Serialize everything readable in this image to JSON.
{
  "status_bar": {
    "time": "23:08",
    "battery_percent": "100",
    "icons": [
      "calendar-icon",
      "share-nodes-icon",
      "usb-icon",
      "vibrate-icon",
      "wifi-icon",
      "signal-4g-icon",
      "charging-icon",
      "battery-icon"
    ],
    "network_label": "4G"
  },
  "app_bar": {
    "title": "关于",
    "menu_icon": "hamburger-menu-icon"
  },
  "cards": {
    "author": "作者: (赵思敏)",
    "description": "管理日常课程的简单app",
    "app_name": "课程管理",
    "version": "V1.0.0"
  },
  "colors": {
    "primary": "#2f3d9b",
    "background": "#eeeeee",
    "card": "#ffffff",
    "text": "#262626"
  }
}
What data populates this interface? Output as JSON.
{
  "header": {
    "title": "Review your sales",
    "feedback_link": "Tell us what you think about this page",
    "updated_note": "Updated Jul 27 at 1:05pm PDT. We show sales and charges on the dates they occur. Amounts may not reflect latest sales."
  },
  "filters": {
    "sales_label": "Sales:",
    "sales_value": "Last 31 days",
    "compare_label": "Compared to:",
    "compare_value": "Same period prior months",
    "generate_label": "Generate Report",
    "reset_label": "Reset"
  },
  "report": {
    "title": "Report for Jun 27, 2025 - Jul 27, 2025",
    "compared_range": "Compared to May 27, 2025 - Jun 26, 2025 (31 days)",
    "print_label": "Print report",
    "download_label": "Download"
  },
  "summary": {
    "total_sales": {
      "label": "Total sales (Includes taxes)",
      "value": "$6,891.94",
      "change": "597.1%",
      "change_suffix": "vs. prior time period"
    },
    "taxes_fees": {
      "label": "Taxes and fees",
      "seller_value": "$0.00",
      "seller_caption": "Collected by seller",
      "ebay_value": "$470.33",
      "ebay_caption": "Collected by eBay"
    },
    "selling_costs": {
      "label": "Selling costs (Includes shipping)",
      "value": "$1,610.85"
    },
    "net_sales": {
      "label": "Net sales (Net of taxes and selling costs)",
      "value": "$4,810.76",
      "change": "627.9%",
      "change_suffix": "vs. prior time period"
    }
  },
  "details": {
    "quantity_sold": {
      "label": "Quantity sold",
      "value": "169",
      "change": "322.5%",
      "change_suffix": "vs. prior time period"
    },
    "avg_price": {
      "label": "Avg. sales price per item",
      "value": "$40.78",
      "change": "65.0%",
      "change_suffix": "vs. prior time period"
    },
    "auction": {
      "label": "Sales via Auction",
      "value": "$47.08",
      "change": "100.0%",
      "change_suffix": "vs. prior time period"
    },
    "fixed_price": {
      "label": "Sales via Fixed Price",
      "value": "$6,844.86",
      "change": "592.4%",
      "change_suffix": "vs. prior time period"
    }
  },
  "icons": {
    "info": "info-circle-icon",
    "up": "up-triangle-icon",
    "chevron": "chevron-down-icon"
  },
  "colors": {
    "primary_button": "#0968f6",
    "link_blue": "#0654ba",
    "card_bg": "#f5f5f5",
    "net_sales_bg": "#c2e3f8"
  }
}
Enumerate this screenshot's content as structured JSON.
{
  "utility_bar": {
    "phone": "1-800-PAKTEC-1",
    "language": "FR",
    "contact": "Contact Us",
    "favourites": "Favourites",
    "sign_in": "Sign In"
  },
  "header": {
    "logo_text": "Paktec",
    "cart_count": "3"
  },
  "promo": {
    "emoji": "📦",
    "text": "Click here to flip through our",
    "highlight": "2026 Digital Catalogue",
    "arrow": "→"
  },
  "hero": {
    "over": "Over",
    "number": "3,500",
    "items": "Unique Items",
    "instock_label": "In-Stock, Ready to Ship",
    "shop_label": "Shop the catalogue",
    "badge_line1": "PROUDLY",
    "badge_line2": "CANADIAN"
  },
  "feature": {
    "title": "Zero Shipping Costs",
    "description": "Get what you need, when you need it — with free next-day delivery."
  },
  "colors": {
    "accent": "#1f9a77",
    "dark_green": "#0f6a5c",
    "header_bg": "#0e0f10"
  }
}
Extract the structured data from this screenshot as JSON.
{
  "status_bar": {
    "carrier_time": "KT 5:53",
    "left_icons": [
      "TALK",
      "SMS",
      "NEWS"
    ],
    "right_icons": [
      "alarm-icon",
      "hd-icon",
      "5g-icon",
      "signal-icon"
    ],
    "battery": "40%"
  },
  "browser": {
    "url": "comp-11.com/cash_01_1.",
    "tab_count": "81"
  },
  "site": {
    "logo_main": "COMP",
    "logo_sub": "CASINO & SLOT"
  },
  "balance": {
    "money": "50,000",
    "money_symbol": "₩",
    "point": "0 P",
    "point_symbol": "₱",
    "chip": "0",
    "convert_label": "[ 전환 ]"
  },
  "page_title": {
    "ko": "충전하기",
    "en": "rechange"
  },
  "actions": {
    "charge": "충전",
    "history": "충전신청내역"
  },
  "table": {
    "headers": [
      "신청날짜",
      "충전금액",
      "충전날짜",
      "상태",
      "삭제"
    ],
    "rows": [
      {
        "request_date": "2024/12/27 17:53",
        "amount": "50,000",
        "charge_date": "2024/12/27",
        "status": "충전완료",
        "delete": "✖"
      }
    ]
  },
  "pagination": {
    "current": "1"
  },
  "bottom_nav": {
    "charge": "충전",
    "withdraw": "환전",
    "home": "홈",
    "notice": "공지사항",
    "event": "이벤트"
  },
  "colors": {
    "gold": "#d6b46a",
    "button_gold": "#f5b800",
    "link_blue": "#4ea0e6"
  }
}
+++++
**Work to do:**
Output all of the material exactly as written.

**Reply to the exercise:**
Serialize everything readable in this image to JSON.
{
  "status_bar": {
    "time": "23:08",
    "battery_percent": "100",
    "icons": [
      "calendar-icon",
      "share-nodes-icon",
      "usb-icon",
      "vibrate-icon",
      "wifi-icon",
      "signal-4g-icon",
      "charging-icon",
      "battery-icon"
    ],
    "network_label": "4G"
  },
  "app_bar": {
    "title": "关于",
    "menu_icon": "hamburger-menu-icon"
  },
  "cards": {
    "author": "作者: (赵思敏)",
    "description": "管理日常课程的简单app",
    "app_name": "课程管理",
    "version": "V1.0.0"
  },
  "colors": {
    "primary": "#2f3d9b",
    "background": "#eeeeee",
    "card": "#ffffff",
    "text": "#262626"
  }
}
What data populates this interface? Output as JSON.
{
  "header": {
    "title": "Review your sales",
    "feedback_link": "Tell us what you think about this page",
    "updated_note": "Updated Jul 27 at 1:05pm PDT. We show sales and charges on the dates they occur. Amounts may not reflect latest sales."
  },
  "filters": {
    "sales_label": "Sales:",
    "sales_value": "Last 31 days",
    "compare_label": "Compared to:",
    "compare_value": "Same period prior months",
    "generate_label": "Generate Report",
    "reset_label": "Reset"
  },
  "report": {
    "title": "Report for Jun 27, 2025 - Jul 27, 2025",
    "compared_range": "Compared to May 27, 2025 - Jun 26, 2025 (31 days)",
    "print_label": "Print report",
    "download_label": "Download"
  },
  "summary": {
    "total_sales": {
      "label": "Total sales (Includes taxes)",
      "value": "$6,891.94",
      "change": "597.1%",
      "change_suffix": "vs. prior time period"
    },
    "taxes_fees": {
      "label": "Taxes and fees",
      "seller_value": "$0.00",
      "seller_caption": "Collected by seller",
      "ebay_value": "$470.33",
      "ebay_caption": "Collected by eBay"
    },
    "selling_costs": {
      "label": "Selling costs (Includes shipping)",
      "value": "$1,610.85"
    },
    "net_sales": {
      "label": "Net sales (Net of taxes and selling costs)",
      "value": "$4,810.76",
      "change": "627.9%",
      "change_suffix": "vs. prior time period"
    }
  },
  "details": {
    "quantity_sold": {
      "label": "Quantity sold",
      "value": "169",
      "change": "322.5%",
      "change_suffix": "vs. prior time period"
    },
    "avg_price": {
      "label": "Avg. sales price per item",
      "value": "$40.78",
      "change": "65.0%",
      "change_suffix": "vs. prior time period"
    },
    "auction": {
      "label": "Sales via Auction",
      "value": "$47.08",
      "change": "100.0%",
      "change_suffix": "vs. prior time period"
    },
    "fixed_price": {
      "label": "Sales via Fixed Price",
      "value": "$6,844.86",
      "change": "592.4%",
      "change_suffix": "vs. prior time period"
    }
  },
  "icons": {
    "info": "info-circle-icon",
    "up": "up-triangle-icon",
    "chevron": "chevron-down-icon"
  },
  "colors": {
    "primary_button": "#0968f6",
    "link_blue": "#0654ba",
    "card_bg": "#f5f5f5",
    "net_sales_bg": "#c2e3f8"
  }
}
Enumerate this screenshot's content as structured JSON.
{
  "utility_bar": {
    "phone": "1-800-PAKTEC-1",
    "language": "FR",
    "contact": "Contact Us",
    "favourites": "Favourites",
    "sign_in": "Sign In"
  },
  "header": {
    "logo_text": "Paktec",
    "cart_count": "3"
  },
  "promo": {
    "emoji": "📦",
    "text": "Click here to flip through our",
    "highlight": "2026 Digital Catalogue",
    "arrow": "→"
  },
  "hero": {
    "over": "Over",
    "number": "3,500",
    "items": "Unique Items",
    "instock_label": "In-Stock, Ready to Ship",
    "shop_label": "Shop the catalogue",
    "badge_line1": "PROUDLY",
    "badge_line2": "CANADIAN"
  },
  "feature": {
    "title": "Zero Shipping Costs",
    "description": "Get what you need, when you need it — with free next-day delivery."
  },
  "colors": {
    "accent": "#1f9a77",
    "dark_green": "#0f6a5c",
    "header_bg": "#0e0f10"
  }
}
Extract the structured data from this screenshot as JSON.
{
  "status_bar": {
    "carrier_time": "KT 5:53",
    "left_icons": [
      "TALK",
      "SMS",
      "NEWS"
    ],
    "right_icons": [
      "alarm-icon",
      "hd-icon",
      "5g-icon",
      "signal-icon"
    ],
    "battery": "40%"
  },
  "browser": {
    "url": "comp-11.com/cash_01_1.",
    "tab_count": "81"
  },
  "site": {
    "logo_main": "COMP",
    "logo_sub": "CASINO & SLOT"
  },
  "balance": {
    "money": "50,000",
    "money_symbol": "₩",
    "point": "0 P",
    "point_symbol": "₱",
    "chip": "0",
    "convert_label": "[ 전환 ]"
  },
  "page_title": {
    "ko": "충전하기",
    "en": "rechange"
  },
  "actions": {
    "charge": "충전",
    "history": "충전신청내역"
  },
  "table": {
    "headers": [
      "신청날짜",
      "충전금액",
      "충전날짜",
      "상태",
      "삭제"
    ],
    "rows": [
      {
        "request_date": "2024/12/27 17:53",
        "amount": "50,000",
        "charge_date": "2024/12/27",
        "status": "충전완료",
        "delete": "✖"
      }
    ]
  },
  "pagination": {
    "current": "1"
  },
  "bottom_nav": {
    "charge": "충전",
    "withdraw": "환전",
    "home": "홈",
    "notice": "공지사항",
    "event": "이벤트"
  },
  "colors": {
    "gold": "#d6b46a",
    "button_gold": "#f5b800",
    "link_blue": "#4ea0e6"
  }
}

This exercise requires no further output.